- **WHAT THE TASK ASKS**
In full and without alteration, return the records below.

- **GIVEN DATA**
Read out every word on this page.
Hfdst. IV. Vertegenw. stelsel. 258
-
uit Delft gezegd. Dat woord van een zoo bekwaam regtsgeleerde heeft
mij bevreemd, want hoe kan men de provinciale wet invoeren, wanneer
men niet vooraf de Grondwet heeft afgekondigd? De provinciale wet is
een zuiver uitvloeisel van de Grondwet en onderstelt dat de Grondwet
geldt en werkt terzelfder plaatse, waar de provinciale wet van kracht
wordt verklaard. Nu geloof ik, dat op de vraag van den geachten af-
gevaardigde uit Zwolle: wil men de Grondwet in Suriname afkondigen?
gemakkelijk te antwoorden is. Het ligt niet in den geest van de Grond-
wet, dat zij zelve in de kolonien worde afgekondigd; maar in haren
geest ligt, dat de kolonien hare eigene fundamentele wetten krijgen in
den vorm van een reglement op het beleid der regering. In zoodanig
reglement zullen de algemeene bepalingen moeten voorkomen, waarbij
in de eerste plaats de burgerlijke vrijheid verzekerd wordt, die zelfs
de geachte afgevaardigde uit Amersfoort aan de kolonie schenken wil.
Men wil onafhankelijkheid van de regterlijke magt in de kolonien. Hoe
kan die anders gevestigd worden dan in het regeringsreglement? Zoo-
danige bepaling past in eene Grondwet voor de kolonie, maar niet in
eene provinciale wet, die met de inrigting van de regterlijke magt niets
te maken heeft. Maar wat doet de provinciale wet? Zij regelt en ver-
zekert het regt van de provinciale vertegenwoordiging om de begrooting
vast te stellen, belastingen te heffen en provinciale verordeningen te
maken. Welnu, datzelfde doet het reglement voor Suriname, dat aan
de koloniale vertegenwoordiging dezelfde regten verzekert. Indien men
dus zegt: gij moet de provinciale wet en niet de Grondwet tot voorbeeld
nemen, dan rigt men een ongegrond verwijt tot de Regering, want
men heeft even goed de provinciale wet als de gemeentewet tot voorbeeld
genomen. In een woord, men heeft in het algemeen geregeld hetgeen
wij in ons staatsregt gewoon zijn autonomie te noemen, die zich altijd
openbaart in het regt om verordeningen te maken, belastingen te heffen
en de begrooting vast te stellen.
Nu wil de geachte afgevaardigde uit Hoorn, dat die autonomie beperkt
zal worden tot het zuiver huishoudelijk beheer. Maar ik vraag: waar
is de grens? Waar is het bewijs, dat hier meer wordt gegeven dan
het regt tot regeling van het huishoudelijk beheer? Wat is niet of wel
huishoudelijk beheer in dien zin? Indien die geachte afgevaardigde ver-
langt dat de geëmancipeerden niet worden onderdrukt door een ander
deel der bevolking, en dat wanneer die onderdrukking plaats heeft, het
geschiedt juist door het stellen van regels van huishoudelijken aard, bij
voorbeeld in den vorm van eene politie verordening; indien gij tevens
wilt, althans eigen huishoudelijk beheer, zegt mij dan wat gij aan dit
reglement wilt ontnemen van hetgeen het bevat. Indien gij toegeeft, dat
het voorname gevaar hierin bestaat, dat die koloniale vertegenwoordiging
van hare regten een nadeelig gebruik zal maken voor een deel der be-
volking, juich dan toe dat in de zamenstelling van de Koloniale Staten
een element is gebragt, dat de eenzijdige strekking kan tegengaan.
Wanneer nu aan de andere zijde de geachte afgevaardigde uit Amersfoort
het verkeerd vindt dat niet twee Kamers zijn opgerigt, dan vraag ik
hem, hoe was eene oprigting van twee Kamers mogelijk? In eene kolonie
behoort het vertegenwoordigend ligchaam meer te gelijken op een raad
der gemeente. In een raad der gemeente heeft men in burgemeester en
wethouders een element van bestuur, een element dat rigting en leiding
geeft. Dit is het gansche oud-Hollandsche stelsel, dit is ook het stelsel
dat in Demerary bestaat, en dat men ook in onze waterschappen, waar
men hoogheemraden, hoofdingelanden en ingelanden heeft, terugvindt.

- **ANSWER TO THE EXERCISE**
Read out every word on this page.
Hfdst. IV. Vertegenw. stelsel. 258
-
uit Delft gezegd. Dat woord van een zoo bekwaam regtsgeleerde heeft
mij bevreemd, want hoe kan men de provinciale wet invoeren, wanneer
men niet vooraf de Grondwet heeft afgekondigd? De provinciale wet is
een zuiver uitvloeisel van de Grondwet en onderstelt dat de Grondwet
geldt en werkt terzelfder plaatse, waar de provinciale wet van kracht
wordt verklaard. Nu geloof ik, dat op de vraag van den geachten af-
gevaardigde uit Zwolle: wil men de Grondwet in Suriname afkondigen?
gemakkelijk te antwoorden is. Het ligt niet in den geest van de Grond-
wet, dat zij zelve in de kolonien worde afgekondigd; maar in haren
geest ligt, dat de kolonien hare eigene fundamentele wetten krijgen in
den vorm van een reglement op het beleid der regering. In zoodanig
reglement zullen de algemeene bepalingen moeten voorkomen, waarbij
in de eerste plaats de burgerlijke vrijheid verzekerd wordt, die zelfs
de geachte afgevaardigde uit Amersfoort aan de kolonie schenken wil.
Men wil onafhankelijkheid van de regterlijke magt in de kolonien. Hoe
kan die anders gevestigd worden dan in het regeringsreglement? Zoo-
danige bepaling past in eene Grondwet voor de kolonie, maar niet in
eene provinciale wet, die met de inrigting van de regterlijke magt niets
te maken heeft. Maar wat doet de provinciale wet? Zij regelt en ver-
zekert het regt van de provinciale vertegenwoordiging om de begrooting
vast te stellen, belastingen te heffen en provinciale verordeningen te
maken. Welnu, datzelfde doet het reglement voor Suriname, dat aan
de koloniale vertegenwoordiging dezelfde regten verzekert. Indien men
dus zegt: gij moet de provinciale wet en niet de Grondwet tot voorbeeld
nemen, dan rigt men een ongegrond verwijt tot de Regering, want
men heeft even goed de provinciale wet als de gemeentewet tot voorbeeld
genomen. In een woord, men heeft in het algemeen geregeld hetgeen
wij in ons staatsregt gewoon zijn autonomie te noemen, die zich altijd
openbaart in het regt om verordeningen te maken, belastingen te heffen
en de begrooting vast te stellen.
Nu wil de geachte afgevaardigde uit Hoorn, dat die autonomie beperkt
zal worden tot het zuiver huishoudelijk beheer. Maar ik vraag: waar
is de grens? Waar is het bewijs, dat hier meer wordt gegeven dan
het regt tot regeling van het huishoudelijk beheer? Wat is niet of wel
huishoudelijk beheer in dien zin? Indien die geachte afgevaardigde ver-
langt dat de geëmancipeerden niet worden onderdrukt door een ander
deel der bevolking, en dat wanneer die onderdrukking plaats heeft, het
geschiedt juist door het stellen van regels van huishoudelijken aard, bij
voorbeeld in den vorm van eene politie verordening; indien gij tevens
wilt, althans eigen huishoudelijk beheer, zegt mij dan wat gij aan dit
reglement wilt ontnemen van hetgeen het bevat. Indien gij toegeeft, dat
het voorname gevaar hierin bestaat, dat die koloniale vertegenwoordiging
van hare regten een nadeelig gebruik zal maken voor een deel der be-
volking, juich dan toe dat in de zamenstelling van de Koloniale Staten
een element is gebragt, dat de eenzijdige strekking kan tegengaan.
Wanneer nu aan de andere zijde de geachte afgevaardigde uit Amersfoort
het verkeerd vindt dat niet twee Kamers zijn opgerigt, dan vraag ik
hem, hoe was eene oprigting van twee Kamers mogelijk? In eene kolonie
behoort het vertegenwoordigend ligchaam meer te gelijken op een raad
der gemeente. In een raad der gemeente heeft men in burgemeester en
wethouders een element van bestuur, een element dat rigting en leiding
geeft. Dit is het gansche oud-Hollandsche stelsel, dit is ook het stelsel
dat in Demerary bestaat, en dat men ook in onze waterschappen, waar
men hoogheemraden, hoofdingelanden en ingelanden heeft, terugvindt.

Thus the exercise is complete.